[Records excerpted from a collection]
-- Start --

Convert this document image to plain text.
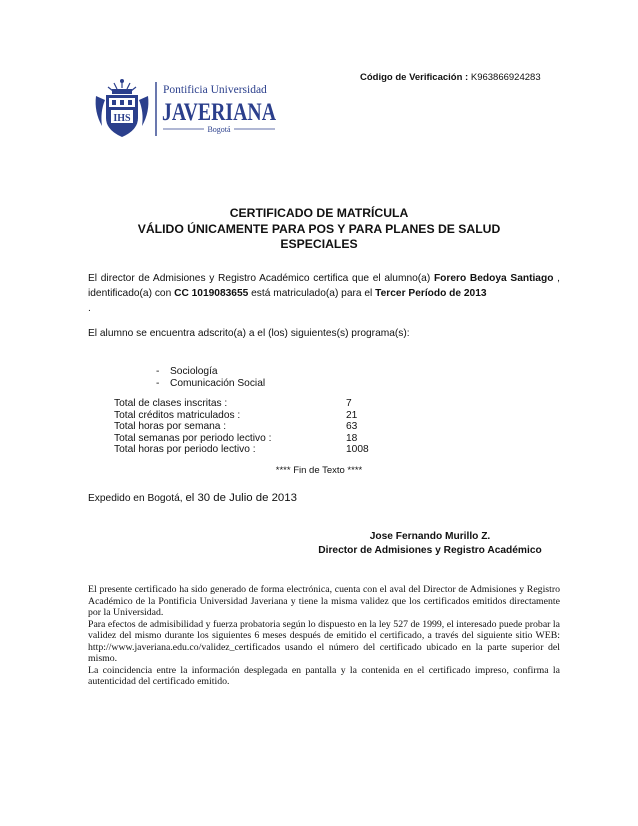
Código de Verificación : K963866924283
IHS
Pontificia Universidad
JAVERIANA
Bogotá
CERTIFICADO DE MATRÍCULA
VÁLIDO ÚNICAMENTE PARA POS Y PARA PLANES DE SALUD
ESPECIALES
El director de Admisiones y Registro Académico certifica que el alumno(a) Forero Bedoya Santiago , identificado(a) con CC 1019083655 está matriculado(a) para el Tercer Período de 2013
.
El alumno se encuentra adscrito(a) a el (los) siguientes(s) programa(s):
- Sociología
- Comunicación Social
Total de clases inscritas :	7
Total créditos matriculados :	21
Total horas por semana :	63
Total semanas por periodo lectivo :	18
Total horas por periodo lectivo :	1008
**** Fin de Texto ****
Expedido en Bogotá, el 30 de Julio de 2013
Jose Fernando Murillo Z.
Director de Admisiones y Registro Académico

El presente certificado ha sido generado de forma electrónica, cuenta con el aval del Director de Admisiones y Registro Académico de la Pontificia Universidad Javeriana y tiene la misma validez que los certificados emitidos directamente por la Universidad.

Para efectos de admisibilidad y fuerza probatoria según lo dispuesto en la ley 527 de 1999, el interesado puede probar la validez del mismo durante los siguientes 6 meses después de emitido el certificado, a través del siguiente sitio WEB: http://www.javeriana.edu.co/validez_certificados usando el número del certificado ubicado en la parte superior del mismo.

La coincidencia entre la información desplegada en pantalla y la contenida en el certificado impreso, confirma la autenticidad del certificado emitido.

-- End --

■ Exercise goal ■
Pull out all lines from the entries above in which the word "Pontificia" appears.

■ Solution for this problem ■
Pontificia Universidad
El presente certificado ha sido generado de forma electrónica, cuenta con el aval del Director de Admisiones y Registro Académico de la Pontificia Universidad Javeriana y tiene la misma validez que los certificados emitidos directamente por la Universidad.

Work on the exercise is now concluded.